▸ WHAT IS EXPECTED
Start at the line containing "OCR this image." and transcribe every line exactly through the end of the records below, and only those lines.

▸ INPUT RECORDS
▼

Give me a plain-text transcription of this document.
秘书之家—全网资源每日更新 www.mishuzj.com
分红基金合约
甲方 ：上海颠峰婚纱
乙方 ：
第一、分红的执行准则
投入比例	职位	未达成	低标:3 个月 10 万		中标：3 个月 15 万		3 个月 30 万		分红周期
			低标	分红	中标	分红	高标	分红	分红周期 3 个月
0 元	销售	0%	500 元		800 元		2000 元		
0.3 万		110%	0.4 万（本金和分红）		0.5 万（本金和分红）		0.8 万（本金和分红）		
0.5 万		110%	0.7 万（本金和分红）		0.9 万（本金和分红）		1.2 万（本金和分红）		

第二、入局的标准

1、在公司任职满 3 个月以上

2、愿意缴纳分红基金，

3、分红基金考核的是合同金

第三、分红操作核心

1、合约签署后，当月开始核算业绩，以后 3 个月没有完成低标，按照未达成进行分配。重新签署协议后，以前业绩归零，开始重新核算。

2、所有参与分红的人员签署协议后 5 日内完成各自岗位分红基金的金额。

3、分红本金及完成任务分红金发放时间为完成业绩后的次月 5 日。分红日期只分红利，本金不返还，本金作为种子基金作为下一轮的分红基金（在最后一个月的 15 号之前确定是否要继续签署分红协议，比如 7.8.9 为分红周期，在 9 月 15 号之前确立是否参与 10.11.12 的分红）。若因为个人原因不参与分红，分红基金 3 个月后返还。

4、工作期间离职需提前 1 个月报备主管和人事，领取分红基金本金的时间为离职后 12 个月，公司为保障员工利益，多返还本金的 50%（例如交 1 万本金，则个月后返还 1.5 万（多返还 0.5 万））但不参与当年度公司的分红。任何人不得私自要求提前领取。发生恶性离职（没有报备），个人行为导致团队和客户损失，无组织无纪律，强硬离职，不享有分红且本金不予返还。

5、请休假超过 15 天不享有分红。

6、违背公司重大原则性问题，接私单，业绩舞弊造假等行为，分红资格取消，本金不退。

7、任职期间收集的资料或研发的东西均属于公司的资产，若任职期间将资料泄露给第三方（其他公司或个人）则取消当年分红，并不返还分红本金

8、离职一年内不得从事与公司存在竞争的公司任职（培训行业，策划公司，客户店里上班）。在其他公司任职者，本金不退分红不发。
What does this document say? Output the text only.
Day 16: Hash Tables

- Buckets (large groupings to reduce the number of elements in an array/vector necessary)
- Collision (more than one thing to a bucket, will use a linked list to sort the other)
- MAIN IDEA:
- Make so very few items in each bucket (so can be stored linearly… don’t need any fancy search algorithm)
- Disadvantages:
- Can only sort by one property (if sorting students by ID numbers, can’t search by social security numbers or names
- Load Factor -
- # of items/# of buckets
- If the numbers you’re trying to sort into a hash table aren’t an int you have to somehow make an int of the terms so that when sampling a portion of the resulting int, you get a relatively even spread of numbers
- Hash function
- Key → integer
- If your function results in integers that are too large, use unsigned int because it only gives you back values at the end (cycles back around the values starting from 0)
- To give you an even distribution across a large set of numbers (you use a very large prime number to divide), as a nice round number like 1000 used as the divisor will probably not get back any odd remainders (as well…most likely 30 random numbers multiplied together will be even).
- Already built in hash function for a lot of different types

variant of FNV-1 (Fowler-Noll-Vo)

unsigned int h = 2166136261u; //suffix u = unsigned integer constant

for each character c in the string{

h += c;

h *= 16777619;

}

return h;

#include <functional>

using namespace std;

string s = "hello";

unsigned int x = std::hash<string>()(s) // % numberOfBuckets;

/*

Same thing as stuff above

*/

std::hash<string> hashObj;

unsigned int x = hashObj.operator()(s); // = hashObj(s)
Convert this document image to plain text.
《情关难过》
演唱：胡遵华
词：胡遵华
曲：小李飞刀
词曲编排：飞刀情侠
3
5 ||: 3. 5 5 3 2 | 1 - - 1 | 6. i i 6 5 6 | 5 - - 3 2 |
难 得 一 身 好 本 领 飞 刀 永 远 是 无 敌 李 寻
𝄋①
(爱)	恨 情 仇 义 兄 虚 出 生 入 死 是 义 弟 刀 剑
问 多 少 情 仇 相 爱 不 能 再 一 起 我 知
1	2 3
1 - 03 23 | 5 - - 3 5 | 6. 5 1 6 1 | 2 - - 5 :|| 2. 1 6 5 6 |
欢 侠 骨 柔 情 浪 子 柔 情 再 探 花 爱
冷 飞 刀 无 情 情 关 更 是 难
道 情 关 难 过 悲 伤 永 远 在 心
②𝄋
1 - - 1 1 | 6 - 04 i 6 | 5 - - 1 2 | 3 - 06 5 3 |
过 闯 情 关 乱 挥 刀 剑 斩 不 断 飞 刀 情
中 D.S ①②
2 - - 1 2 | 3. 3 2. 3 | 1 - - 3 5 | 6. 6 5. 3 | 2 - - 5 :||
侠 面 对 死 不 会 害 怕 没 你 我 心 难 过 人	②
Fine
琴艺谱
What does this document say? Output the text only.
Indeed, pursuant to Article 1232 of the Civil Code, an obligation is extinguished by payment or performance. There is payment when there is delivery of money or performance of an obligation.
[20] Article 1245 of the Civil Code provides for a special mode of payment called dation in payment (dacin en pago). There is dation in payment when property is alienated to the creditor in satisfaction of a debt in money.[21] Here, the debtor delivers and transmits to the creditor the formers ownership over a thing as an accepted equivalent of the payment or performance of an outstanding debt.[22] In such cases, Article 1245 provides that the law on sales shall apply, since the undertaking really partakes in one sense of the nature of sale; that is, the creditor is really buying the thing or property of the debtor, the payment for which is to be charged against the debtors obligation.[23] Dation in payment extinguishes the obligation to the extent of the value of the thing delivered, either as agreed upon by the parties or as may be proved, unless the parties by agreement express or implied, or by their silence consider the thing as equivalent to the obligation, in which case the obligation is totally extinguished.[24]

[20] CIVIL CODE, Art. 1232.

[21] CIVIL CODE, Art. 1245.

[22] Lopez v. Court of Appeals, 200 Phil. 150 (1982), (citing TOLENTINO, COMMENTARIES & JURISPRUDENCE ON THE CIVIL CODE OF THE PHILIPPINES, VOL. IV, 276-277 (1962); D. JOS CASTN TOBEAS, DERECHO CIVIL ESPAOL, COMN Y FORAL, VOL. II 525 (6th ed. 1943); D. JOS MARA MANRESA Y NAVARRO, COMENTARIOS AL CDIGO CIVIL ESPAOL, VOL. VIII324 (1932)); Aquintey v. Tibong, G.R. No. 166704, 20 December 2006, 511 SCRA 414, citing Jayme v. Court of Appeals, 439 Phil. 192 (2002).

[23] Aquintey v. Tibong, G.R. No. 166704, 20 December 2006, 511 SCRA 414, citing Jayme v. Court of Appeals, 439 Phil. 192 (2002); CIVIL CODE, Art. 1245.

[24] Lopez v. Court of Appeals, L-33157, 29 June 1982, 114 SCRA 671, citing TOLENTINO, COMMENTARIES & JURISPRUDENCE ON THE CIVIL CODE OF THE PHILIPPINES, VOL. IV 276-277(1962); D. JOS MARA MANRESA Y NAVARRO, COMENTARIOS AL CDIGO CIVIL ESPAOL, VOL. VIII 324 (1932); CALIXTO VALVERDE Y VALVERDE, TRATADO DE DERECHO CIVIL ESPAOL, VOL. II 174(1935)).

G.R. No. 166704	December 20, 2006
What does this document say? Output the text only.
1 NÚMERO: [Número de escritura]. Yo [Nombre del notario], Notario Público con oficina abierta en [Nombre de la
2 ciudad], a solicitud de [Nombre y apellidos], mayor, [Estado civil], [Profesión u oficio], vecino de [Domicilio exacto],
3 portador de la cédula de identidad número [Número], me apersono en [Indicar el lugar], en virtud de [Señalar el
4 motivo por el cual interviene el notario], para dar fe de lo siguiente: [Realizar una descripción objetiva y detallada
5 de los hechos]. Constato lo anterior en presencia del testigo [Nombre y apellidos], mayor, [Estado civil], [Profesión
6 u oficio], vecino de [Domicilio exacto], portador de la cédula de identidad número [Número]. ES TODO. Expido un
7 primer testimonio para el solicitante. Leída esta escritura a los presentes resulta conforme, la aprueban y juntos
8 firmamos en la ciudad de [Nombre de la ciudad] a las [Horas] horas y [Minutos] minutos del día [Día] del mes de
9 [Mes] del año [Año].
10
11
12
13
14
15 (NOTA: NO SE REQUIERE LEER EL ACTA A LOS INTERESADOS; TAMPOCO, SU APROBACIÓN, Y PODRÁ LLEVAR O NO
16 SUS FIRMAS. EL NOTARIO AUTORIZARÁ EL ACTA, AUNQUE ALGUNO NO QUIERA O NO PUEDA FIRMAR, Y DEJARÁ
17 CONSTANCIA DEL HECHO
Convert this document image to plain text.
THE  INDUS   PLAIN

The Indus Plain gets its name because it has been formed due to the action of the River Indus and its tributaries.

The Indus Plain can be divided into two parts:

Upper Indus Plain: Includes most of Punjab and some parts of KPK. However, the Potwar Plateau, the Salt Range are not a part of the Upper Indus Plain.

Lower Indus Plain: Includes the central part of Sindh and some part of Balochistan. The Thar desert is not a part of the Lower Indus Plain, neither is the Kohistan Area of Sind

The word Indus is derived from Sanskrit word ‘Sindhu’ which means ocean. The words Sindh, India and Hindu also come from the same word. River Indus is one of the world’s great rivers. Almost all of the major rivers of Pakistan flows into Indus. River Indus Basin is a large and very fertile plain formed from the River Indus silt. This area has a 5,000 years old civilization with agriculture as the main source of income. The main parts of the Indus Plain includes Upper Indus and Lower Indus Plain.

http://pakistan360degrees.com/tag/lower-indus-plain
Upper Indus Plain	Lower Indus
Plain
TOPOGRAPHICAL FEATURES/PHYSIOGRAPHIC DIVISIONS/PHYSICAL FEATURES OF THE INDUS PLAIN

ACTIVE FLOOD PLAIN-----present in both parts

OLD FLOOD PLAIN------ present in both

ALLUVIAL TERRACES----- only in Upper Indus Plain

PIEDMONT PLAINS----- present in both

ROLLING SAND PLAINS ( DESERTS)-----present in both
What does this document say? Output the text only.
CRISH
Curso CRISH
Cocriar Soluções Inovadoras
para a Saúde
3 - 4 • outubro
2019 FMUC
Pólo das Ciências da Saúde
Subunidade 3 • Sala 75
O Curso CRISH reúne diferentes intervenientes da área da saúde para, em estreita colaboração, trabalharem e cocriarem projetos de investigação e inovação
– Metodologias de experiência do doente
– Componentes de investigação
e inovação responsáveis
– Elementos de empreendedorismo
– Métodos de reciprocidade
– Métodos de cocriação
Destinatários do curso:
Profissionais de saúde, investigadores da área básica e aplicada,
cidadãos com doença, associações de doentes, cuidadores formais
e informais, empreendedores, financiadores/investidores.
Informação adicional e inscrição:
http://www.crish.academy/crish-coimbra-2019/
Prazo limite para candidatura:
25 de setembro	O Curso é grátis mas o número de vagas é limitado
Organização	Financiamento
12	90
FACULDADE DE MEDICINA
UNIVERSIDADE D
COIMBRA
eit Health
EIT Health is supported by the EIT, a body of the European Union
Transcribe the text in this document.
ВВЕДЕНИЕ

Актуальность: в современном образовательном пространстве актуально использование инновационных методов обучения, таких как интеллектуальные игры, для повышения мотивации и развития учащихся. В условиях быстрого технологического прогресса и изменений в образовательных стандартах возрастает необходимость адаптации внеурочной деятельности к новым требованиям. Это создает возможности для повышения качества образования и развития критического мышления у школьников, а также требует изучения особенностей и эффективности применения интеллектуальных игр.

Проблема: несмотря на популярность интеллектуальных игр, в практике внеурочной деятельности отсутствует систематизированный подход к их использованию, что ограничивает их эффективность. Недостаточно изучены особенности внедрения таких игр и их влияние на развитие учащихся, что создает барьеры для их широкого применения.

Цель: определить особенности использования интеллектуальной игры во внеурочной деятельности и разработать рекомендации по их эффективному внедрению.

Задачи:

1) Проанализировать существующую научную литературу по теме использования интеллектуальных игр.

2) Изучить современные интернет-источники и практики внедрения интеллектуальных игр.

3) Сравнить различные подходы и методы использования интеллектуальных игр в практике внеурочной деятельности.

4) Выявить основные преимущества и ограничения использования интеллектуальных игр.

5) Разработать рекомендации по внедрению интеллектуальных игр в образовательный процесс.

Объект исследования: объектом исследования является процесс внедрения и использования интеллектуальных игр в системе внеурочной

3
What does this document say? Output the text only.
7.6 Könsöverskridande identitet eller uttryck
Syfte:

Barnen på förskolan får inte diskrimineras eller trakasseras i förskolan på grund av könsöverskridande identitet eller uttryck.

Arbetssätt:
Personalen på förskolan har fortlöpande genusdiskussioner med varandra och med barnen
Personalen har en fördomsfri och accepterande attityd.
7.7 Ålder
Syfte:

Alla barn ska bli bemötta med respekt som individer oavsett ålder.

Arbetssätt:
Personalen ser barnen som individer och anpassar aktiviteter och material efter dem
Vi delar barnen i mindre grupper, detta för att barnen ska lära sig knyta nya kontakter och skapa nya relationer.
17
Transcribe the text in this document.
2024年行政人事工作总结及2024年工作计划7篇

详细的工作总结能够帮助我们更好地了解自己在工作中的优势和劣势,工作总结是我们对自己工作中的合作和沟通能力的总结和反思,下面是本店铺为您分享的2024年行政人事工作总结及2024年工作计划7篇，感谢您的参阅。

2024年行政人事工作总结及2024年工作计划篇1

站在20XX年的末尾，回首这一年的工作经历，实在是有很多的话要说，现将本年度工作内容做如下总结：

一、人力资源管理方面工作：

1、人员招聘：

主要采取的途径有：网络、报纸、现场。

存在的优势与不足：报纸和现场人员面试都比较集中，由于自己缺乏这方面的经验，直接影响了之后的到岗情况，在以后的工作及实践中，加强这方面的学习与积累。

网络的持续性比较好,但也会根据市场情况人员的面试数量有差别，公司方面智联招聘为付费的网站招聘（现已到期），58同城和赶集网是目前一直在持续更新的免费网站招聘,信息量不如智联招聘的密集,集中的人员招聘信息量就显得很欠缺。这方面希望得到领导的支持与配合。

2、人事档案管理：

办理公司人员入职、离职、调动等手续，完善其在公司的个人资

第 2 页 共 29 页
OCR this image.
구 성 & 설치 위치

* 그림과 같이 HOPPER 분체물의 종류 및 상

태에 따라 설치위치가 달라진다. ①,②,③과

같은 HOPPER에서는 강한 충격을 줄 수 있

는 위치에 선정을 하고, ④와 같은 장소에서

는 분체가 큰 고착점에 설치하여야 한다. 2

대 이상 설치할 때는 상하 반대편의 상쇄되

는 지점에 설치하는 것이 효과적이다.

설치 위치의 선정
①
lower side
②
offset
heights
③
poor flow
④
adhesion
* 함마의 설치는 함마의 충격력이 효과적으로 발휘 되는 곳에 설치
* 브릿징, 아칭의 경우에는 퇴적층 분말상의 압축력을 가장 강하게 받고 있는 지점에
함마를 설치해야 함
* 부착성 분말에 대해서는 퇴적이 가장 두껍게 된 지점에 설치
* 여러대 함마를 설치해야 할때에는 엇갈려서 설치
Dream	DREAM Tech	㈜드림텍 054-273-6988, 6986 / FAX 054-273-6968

▲

▸ FINAL ANSWER
OCR this image.
구 성 & 설치 위치

* 그림과 같이 HOPPER 분체물의 종류 및 상

태에 따라 설치위치가 달라진다. ①,②,③과

같은 HOPPER에서는 강한 충격을 줄 수 있

는 위치에 선정을 하고, ④와 같은 장소에서

는 분체가 큰 고착점에 설치하여야 한다. 2

대 이상 설치할 때는 상하 반대편의 상쇄되

는 지점에 설치하는 것이 효과적이다.

설치 위치의 선정
①
lower side
②
offset
heights
③
poor flow
④
adhesion
* 함마의 설치는 함마의 충격력이 효과적으로 발휘 되는 곳에 설치
* 브릿징, 아칭의 경우에는 퇴적층 분말상의 압축력을 가장 강하게 받고 있는 지점에
함마를 설치해야 함
* 부착성 분말에 대해서는 퇴적이 가장 두껍게 된 지점에 설치
* 여러대 함마를 설치해야 할때에는 엇갈려서 설치
Dream	DREAM Tech	㈜드림텍 054-273-6988, 6986 / FAX 054-273-6968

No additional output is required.